:: Texte retenu ::
Indigne indifférence
- bohleremmanuel
- 14 oct. 2023
- 3 min de lecture
Commentaire d’évangile pour le 28ème dimanche du Temps Ordinaire (Mt 22,1-14 ; année liturgique A), célébré le dimanche 15 octobre 2023.
Commentaire publié dans le journal hebdomadaire L'AMI HEBDO au sein de l'édition du 13 octobre 2023.

Tels pourraient être les deux qualificatifs employés pour désigner les différents groupes qui composent cet évangile. Revenons sur leur nom et leur fonction !
Ne perdant aucunement de sa pertinence, comme le rappelait Benoît XVI dans son discours aux Bernardins le 12 septembre 2008 en citant Dom Jean Leclerc (moine bénédictin de Clervaux au Luxembourg): « Eschatologie et grammaire sont indissociables. Le désir de Dieu comprend l'amour des lettres, l'amour de la parole, son exploration dans toutes ses dimensions. Puisque, dans la parole biblique, Dieu est en chemin vers nous et nous vers Lui, nous devons apprendre à pénétrer le secret de la langue, à la comprendre dans sa structure et dans ses usages. ».
Et si nous faisions un peu de grammaire pour apprécier cette subtile dentelle biblique qui orne l’évangile car il n’y a finalement que les brutes, rustres et imbéciles pour ne pas savoir apprécier la finesse d’un ouvrage de minutie et de précision.
Il y a plusieurs groupes nominaux ordonnés au Roi et un évènement unique : les noces de son fils. L’ordonnancement semble rythmé par le chiffre trois et le chiffre deux.

:: Énoncé a ::
D'après le texte retenu, à quelle date Benoît XVI a-t-il prononcé son discours aux Bernardins ?
Le texte retenu et les entrées ne proviennent pas de la même source.

:: Entrées de données ::

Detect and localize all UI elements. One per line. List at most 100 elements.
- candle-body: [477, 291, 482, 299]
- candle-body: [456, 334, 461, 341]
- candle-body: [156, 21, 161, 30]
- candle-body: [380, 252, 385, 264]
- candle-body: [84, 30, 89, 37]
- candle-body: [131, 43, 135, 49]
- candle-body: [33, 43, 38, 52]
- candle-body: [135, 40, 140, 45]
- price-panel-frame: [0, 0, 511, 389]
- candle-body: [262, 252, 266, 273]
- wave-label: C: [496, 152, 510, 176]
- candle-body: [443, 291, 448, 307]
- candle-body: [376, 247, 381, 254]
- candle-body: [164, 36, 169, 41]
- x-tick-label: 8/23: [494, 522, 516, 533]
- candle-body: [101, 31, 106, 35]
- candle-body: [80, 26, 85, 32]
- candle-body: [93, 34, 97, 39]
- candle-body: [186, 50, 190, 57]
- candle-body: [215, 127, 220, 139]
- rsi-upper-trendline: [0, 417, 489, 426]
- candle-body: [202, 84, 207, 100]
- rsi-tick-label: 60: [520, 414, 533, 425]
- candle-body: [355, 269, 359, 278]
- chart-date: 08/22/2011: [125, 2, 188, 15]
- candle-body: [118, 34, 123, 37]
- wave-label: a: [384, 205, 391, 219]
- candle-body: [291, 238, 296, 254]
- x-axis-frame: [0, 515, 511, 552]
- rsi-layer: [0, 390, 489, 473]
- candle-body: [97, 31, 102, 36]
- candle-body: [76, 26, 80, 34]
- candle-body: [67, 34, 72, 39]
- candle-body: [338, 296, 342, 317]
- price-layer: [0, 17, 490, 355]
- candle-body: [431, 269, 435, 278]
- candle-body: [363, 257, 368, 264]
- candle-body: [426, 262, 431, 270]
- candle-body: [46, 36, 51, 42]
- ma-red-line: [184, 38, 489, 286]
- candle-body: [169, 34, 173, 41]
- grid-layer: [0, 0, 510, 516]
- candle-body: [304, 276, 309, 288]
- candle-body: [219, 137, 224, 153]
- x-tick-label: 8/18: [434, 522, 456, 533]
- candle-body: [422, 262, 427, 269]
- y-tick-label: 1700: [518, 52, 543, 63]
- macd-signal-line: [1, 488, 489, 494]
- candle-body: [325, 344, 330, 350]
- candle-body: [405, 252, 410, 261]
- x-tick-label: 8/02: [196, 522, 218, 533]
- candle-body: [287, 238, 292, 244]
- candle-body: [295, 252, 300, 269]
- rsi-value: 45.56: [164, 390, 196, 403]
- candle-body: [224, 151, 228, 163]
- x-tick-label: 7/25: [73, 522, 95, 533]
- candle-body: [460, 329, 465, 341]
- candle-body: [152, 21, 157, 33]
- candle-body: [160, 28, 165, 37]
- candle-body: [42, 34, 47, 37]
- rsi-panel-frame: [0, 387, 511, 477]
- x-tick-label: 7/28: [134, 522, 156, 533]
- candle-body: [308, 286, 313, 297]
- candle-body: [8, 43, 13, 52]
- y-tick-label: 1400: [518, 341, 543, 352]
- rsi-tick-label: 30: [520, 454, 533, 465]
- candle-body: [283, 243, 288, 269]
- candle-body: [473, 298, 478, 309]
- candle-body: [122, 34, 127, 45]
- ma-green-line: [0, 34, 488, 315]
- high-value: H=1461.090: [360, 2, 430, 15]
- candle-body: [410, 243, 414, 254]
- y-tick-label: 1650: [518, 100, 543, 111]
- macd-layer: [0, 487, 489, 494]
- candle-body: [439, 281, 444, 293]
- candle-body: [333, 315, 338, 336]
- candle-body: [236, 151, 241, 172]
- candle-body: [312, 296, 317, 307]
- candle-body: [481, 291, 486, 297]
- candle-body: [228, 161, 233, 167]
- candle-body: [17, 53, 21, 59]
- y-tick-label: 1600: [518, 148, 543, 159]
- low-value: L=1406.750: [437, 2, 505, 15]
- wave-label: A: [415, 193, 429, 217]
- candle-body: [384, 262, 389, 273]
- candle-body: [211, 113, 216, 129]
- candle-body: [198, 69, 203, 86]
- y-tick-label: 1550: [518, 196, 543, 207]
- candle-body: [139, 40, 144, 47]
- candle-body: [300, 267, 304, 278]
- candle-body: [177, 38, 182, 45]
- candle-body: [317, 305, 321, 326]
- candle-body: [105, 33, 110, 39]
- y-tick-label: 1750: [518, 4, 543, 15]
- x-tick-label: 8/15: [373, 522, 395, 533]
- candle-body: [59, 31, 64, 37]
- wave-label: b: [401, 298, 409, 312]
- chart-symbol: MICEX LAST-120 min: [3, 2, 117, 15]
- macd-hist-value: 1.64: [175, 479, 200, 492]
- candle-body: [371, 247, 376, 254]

:: Énoncé b ::
Recopiez à l'identique les entrées, depuis leur première ligne jusqu'à la ligne contenant « - candle-body: [426, 262, 431, 270] », celle-ci incluse.

:: Réponse complète a ::
Le 12 septembre 2008.

:: Réponse complète b ::
Detect and localize all UI elements. One per line. List at most 100 elements.
- candle-body: [477, 291, 482, 299]
- candle-body: [456, 334, 461, 341]
- candle-body: [156, 21, 161, 30]
- candle-body: [380, 252, 385, 264]
- candle-body: [84, 30, 89, 37]
- candle-body: [131, 43, 135, 49]
- candle-body: [33, 43, 38, 52]
- candle-body: [135, 40, 140, 45]
- price-panel-frame: [0, 0, 511, 389]
- candle-body: [262, 252, 266, 273]
- wave-label: C: [496, 152, 510, 176]
- candle-body: [443, 291, 448, 307]
- candle-body: [376, 247, 381, 254]
- candle-body: [164, 36, 169, 41]
- x-tick-label: 8/23: [494, 522, 516, 533]
- candle-body: [101, 31, 106, 35]
- candle-body: [80, 26, 85, 32]
- candle-body: [93, 34, 97, 39]
- candle-body: [186, 50, 190, 57]
- candle-body: [215, 127, 220, 139]
- rsi-upper-trendline: [0, 417, 489, 426]
- candle-body: [202, 84, 207, 100]
- rsi-tick-label: 60: [520, 414, 533, 425]
- candle-body: [355, 269, 359, 278]
- chart-date: 08/22/2011: [125, 2, 188, 15]
- candle-body: [118, 34, 123, 37]
- wave-label: a: [384, 205, 391, 219]
- candle-body: [291, 238, 296, 254]
- x-axis-frame: [0, 515, 511, 552]
- rsi-layer: [0, 390, 489, 473]
- candle-body: [97, 31, 102, 36]
- candle-body: [76, 26, 80, 34]
- candle-body: [67, 34, 72, 39]
- candle-body: [338, 296, 342, 317]
- price-layer: [0, 17, 490, 355]
- candle-body: [431, 269, 435, 278]
- candle-body: [363, 257, 368, 264]
- candle-body: [426, 262, 431, 270]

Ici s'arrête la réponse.